[start SUPPLIED RECORDS]

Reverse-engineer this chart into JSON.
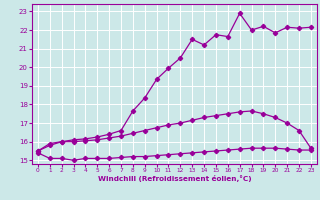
{
  "xlabel": "Windchill (Refroidissement éolien,°C)",
  "bg_color": "#cce8e8",
  "grid_color": "#ffffff",
  "line_color": "#990099",
  "xlim": [
    -0.5,
    23.5
  ],
  "ylim": [
    14.8,
    23.4
  ],
  "yticks": [
    15,
    16,
    17,
    18,
    19,
    20,
    21,
    22,
    23
  ],
  "xticks": [
    0,
    1,
    2,
    3,
    4,
    5,
    6,
    7,
    8,
    9,
    10,
    11,
    12,
    13,
    14,
    15,
    16,
    17,
    18,
    19,
    20,
    21,
    22,
    23
  ],
  "line1_x": [
    0,
    1,
    2,
    3,
    4,
    5,
    6,
    7,
    8,
    9,
    10,
    11,
    12,
    13,
    14,
    15,
    16,
    17,
    18,
    19,
    20,
    21,
    22,
    23
  ],
  "line1_y": [
    15.4,
    15.1,
    15.1,
    15.0,
    15.1,
    15.1,
    15.1,
    15.15,
    15.2,
    15.2,
    15.25,
    15.3,
    15.35,
    15.4,
    15.45,
    15.5,
    15.55,
    15.6,
    15.65,
    15.65,
    15.65,
    15.6,
    15.55,
    15.55
  ],
  "line2_x": [
    0,
    1,
    2,
    3,
    4,
    5,
    6,
    7,
    8,
    9,
    10,
    11,
    12,
    13,
    14,
    15,
    16,
    17,
    18,
    19,
    20,
    21,
    22,
    23
  ],
  "line2_y": [
    15.5,
    15.8,
    16.0,
    16.0,
    16.05,
    16.1,
    16.2,
    16.3,
    16.45,
    16.6,
    16.75,
    16.9,
    17.0,
    17.15,
    17.3,
    17.4,
    17.5,
    17.6,
    17.65,
    17.5,
    17.3,
    17.0,
    16.6,
    15.65
  ],
  "line3_x": [
    0,
    1,
    2,
    3,
    4,
    5,
    6,
    7,
    8,
    9,
    10,
    11,
    12,
    13,
    14,
    15,
    16,
    17,
    18,
    19,
    20,
    21,
    22,
    23
  ],
  "line3_y": [
    15.5,
    15.9,
    16.0,
    16.1,
    16.15,
    16.25,
    16.4,
    16.6,
    17.65,
    18.35,
    19.35,
    19.95,
    20.5,
    21.5,
    21.2,
    21.75,
    21.65,
    22.9,
    22.0,
    22.2,
    21.85,
    22.15,
    22.1,
    22.15
  ]
}
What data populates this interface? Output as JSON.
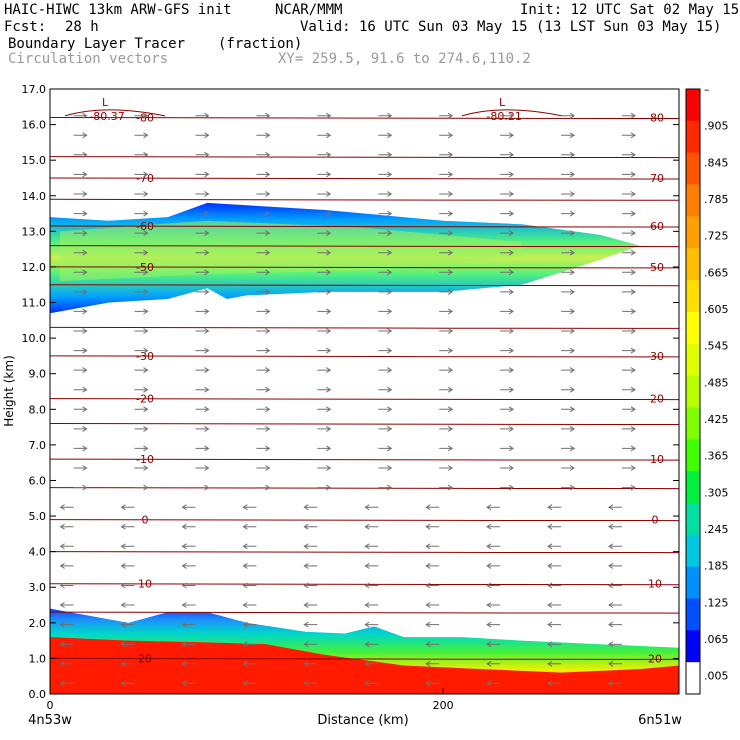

[end SUPPLIED RECORDS]

- **WHAT YOU NEED TO DO**:
Using the records above, select and copy every line that has the word "JSON".

- **PROBLEM SOLUTION**:
Reverse-engineer this chart into JSON.
What data populates this interface? Output as JSON.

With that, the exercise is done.